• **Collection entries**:
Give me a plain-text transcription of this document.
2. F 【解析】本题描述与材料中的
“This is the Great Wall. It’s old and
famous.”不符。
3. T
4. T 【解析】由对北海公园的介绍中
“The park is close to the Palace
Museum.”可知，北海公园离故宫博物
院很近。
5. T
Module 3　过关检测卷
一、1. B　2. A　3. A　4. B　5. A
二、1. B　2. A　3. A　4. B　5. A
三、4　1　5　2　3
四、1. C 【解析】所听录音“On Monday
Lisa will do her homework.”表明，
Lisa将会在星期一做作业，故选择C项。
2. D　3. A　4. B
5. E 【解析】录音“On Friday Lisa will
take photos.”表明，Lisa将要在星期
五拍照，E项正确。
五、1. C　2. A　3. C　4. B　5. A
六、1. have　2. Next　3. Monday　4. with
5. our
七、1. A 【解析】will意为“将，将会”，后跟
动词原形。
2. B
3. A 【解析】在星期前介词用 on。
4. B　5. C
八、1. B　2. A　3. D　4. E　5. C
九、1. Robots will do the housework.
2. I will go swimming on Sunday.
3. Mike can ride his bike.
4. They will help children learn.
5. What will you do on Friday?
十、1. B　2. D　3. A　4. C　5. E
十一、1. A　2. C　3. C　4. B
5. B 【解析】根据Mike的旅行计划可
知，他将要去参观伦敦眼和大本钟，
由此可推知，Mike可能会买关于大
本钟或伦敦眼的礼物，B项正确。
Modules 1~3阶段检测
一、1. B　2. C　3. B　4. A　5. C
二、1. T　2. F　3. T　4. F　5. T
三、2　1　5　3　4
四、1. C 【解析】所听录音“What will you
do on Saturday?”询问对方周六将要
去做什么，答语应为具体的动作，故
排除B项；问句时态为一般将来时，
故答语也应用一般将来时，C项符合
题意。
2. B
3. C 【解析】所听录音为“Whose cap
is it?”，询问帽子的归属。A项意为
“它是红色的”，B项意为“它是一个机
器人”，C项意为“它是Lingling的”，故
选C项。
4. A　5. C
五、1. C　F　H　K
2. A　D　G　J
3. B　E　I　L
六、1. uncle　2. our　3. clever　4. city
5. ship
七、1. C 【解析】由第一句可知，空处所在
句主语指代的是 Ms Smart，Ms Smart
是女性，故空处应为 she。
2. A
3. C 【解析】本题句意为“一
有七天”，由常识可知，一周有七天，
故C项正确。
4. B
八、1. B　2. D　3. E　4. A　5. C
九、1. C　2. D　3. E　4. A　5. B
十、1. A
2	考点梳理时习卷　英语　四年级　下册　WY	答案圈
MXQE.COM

• **To do**: In the listing, find all lines with the string "Monday" and copy them.

• **Result below**:
四、1. C 【解析】所听录音“On Monday
六、1. have　2. Next　3. Monday　4. with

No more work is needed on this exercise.